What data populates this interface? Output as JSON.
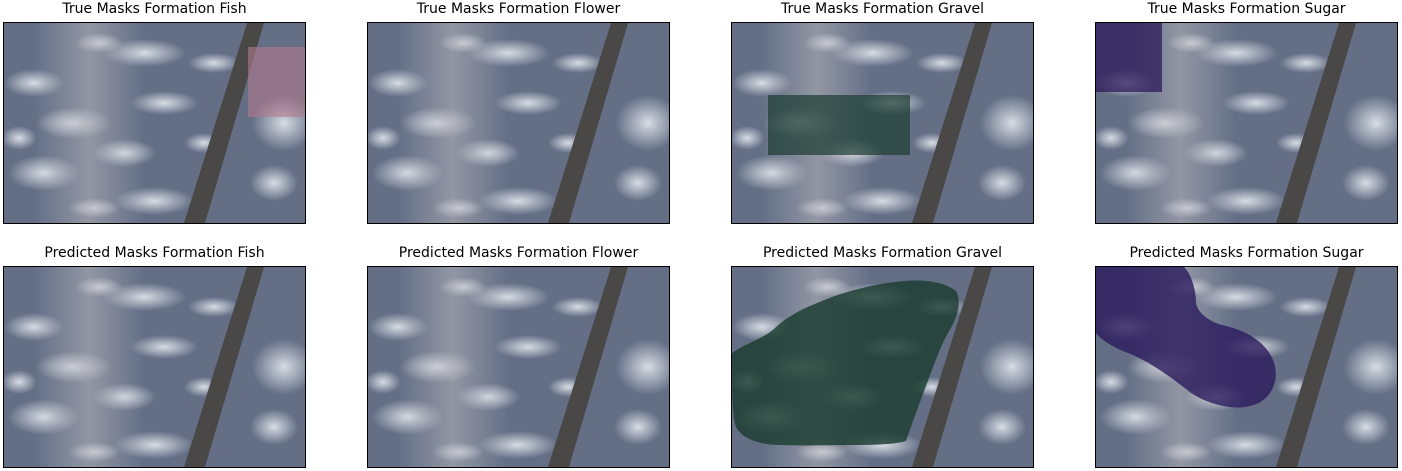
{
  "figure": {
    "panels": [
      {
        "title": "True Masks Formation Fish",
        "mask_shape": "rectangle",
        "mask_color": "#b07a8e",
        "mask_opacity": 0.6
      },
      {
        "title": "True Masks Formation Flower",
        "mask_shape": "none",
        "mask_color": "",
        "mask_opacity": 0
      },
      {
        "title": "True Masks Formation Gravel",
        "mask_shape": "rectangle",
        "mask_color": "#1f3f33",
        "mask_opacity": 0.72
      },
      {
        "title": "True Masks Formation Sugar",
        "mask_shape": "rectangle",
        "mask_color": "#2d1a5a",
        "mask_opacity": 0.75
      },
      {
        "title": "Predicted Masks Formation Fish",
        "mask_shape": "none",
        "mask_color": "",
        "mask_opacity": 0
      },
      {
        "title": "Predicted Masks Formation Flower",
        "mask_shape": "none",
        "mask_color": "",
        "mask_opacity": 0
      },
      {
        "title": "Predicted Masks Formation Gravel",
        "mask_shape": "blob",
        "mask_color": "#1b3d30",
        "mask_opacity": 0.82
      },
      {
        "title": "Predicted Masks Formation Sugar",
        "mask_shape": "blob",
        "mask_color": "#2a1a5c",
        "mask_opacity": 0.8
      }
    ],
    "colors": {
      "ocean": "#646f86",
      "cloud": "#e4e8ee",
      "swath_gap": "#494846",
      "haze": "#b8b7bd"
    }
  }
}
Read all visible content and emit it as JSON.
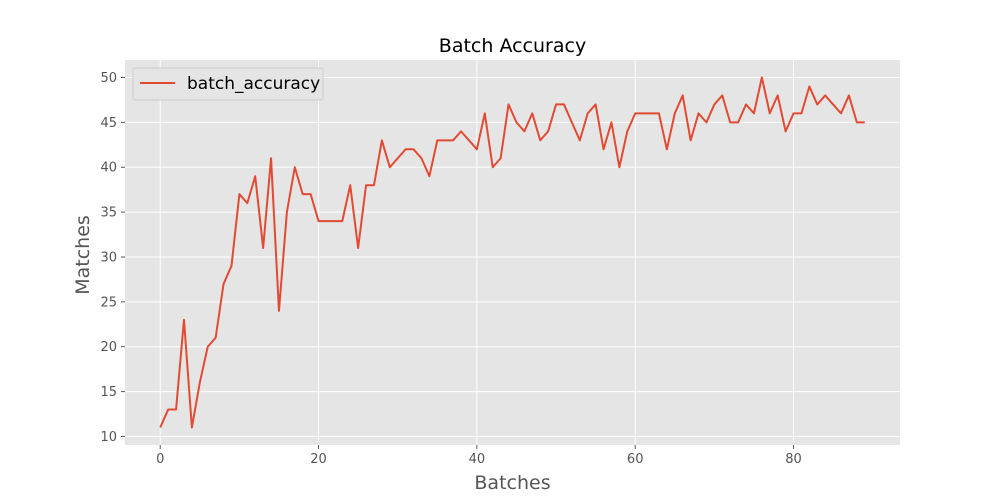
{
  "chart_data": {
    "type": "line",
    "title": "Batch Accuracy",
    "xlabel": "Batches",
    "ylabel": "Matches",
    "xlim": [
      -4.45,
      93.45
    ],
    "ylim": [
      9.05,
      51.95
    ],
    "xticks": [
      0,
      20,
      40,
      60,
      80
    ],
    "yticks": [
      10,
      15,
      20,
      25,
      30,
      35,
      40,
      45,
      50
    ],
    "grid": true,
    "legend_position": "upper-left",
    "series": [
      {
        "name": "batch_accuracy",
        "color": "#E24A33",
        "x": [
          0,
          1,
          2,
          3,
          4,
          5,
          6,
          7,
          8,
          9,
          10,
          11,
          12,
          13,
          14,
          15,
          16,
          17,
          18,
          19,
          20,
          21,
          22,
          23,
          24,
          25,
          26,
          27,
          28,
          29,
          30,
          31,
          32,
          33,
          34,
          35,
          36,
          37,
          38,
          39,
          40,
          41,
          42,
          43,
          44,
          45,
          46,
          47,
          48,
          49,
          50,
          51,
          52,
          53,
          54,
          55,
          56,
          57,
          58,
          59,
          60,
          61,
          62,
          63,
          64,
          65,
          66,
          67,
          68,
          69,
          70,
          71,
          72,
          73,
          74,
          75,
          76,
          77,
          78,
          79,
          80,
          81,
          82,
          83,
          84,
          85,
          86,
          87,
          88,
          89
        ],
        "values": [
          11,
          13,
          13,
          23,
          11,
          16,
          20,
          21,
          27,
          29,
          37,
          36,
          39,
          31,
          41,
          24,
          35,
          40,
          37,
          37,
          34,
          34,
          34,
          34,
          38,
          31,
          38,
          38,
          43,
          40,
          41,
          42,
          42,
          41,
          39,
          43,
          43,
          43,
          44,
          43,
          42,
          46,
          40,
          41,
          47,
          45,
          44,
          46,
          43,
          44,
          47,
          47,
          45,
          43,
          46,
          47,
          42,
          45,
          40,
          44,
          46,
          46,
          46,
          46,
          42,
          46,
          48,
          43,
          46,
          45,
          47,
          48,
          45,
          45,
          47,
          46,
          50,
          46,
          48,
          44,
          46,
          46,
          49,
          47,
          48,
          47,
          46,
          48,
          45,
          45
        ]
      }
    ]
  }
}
+++
◆ Requirement ◆
Reproduce every record word for word. The copy must contain no pictures.

◆ The result ◆
What data populates this interface? Output as JSON.
{
  "figure": {
    "panels": [
      {
        "title": "True Masks Formation Fish",
        "mask_shape": "rectangle",
        "mask_color": "#b07a8e",
        "mask_opacity": 0.6
      },
      {
        "title": "True Masks Formation Flower",
        "mask_shape": "none",
        "mask_color": "",
        "mask_opacity": 0
      },
      {
        "title": "True Masks Formation Gravel",
        "mask_shape": "rectangle",
        "mask_color": "#1f3f33",
        "mask_opacity": 0.72
      },
      {
        "title": "True Masks Formation Sugar",
        "mask_shape": "rectangle",
        "mask_color": "#2d1a5a",
        "mask_opacity": 0.75
      },
      {
        "title": "Predicted Masks Formation Fish",
        "mask_shape": "none",
        "mask_color": "",
        "mask_opacity": 0
      },
      {
        "title": "Predicted Masks Formation Flower",
        "mask_shape": "none",
        "mask_color": "",
        "mask_opacity": 0
      },
      {
        "title": "Predicted Masks Formation Gravel",
        "mask_shape": "blob",
        "mask_color": "#1b3d30",
        "mask_opacity": 0.82
      },
      {
        "title": "Predicted Masks Formation Sugar",
        "mask_shape": "blob",
        "mask_color": "#2a1a5c",
        "mask_opacity": 0.8
      }
    ],
    "colors": {
      "ocean": "#646f86",
      "cloud": "#e4e8ee",
      "swath_gap": "#494846",
      "haze": "#b8b7bd"
    }
  }
}
Read all visible content and emit it as JSON.
{
  "chart_data": {
    "type": "line",
    "title": "Batch Accuracy",
    "xlabel": "Batches",
    "ylabel": "Matches",
    "xlim": [
      -4.45,
      93.45
    ],
    "ylim": [
      9.05,
      51.95
    ],
    "xticks": [
      0,
      20,
      40,
      60,
      80
    ],
    "yticks": [
      10,
      15,
      20,
      25,
      30,
      35,
      40,
      45,
      50
    ],
    "grid": true,
    "legend_position": "upper-left",
    "series": [
      {
        "name": "batch_accuracy",
        "color": "#E24A33",
        "x": [
          0,
          1,
          2,
          3,
          4,
          5,
          6,
          7,
          8,
          9,
          10,
          11,
          12,
          13,
          14,
          15,
          16,
          17,
          18,
          19,
          20,
          21,
          22,
          23,
          24,
          25,
          26,
          27,
          28,
          29,
          30,
          31,
          32,
          33,
          34,
          35,
          36,
          37,
          38,
          39,
          40,
          41,
          42,
          43,
          44,
          45,
          46,
          47,
          48,
          49,
          50,
          51,
          52,
          53,
          54,
          55,
          56,
          57,
          58,
          59,
          60,
          61,
          62,
          63,
          64,
          65,
          66,
          67,
          68,
          69,
          70,
          71,
          72,
          73,
          74,
          75,
          76,
          77,
          78,
          79,
          80,
          81,
          82,
          83,
          84,
          85,
          86,
          87,
          88,
          89
        ],
        "values": [
          11,
          13,
          13,
          23,
          11,
          16,
          20,
          21,
          27,
          29,
          37,
          36,
          39,
          31,
          41,
          24,
          35,
          40,
          37,
          37,
          34,
          34,
          34,
          34,
          38,
          31,
          38,
          38,
          43,
          40,
          41,
          42,
          42,
          41,
          39,
          43,
          43,
          43,
          44,
          43,
          42,
          46,
          40,
          41,
          47,
          45,
          44,
          46,
          43,
          44,
          47,
          47,
          45,
          43,
          46,
          47,
          42,
          45,
          40,
          44,
          46,
          46,
          46,
          46,
          42,
          46,
          48,
          43,
          46,
          45,
          47,
          48,
          45,
          45,
          47,
          46,
          50,
          46,
          48,
          44,
          46,
          46,
          49,
          47,
          48,
          47,
          46,
          48,
          45,
          45
        ]
      }
    ]
  }
}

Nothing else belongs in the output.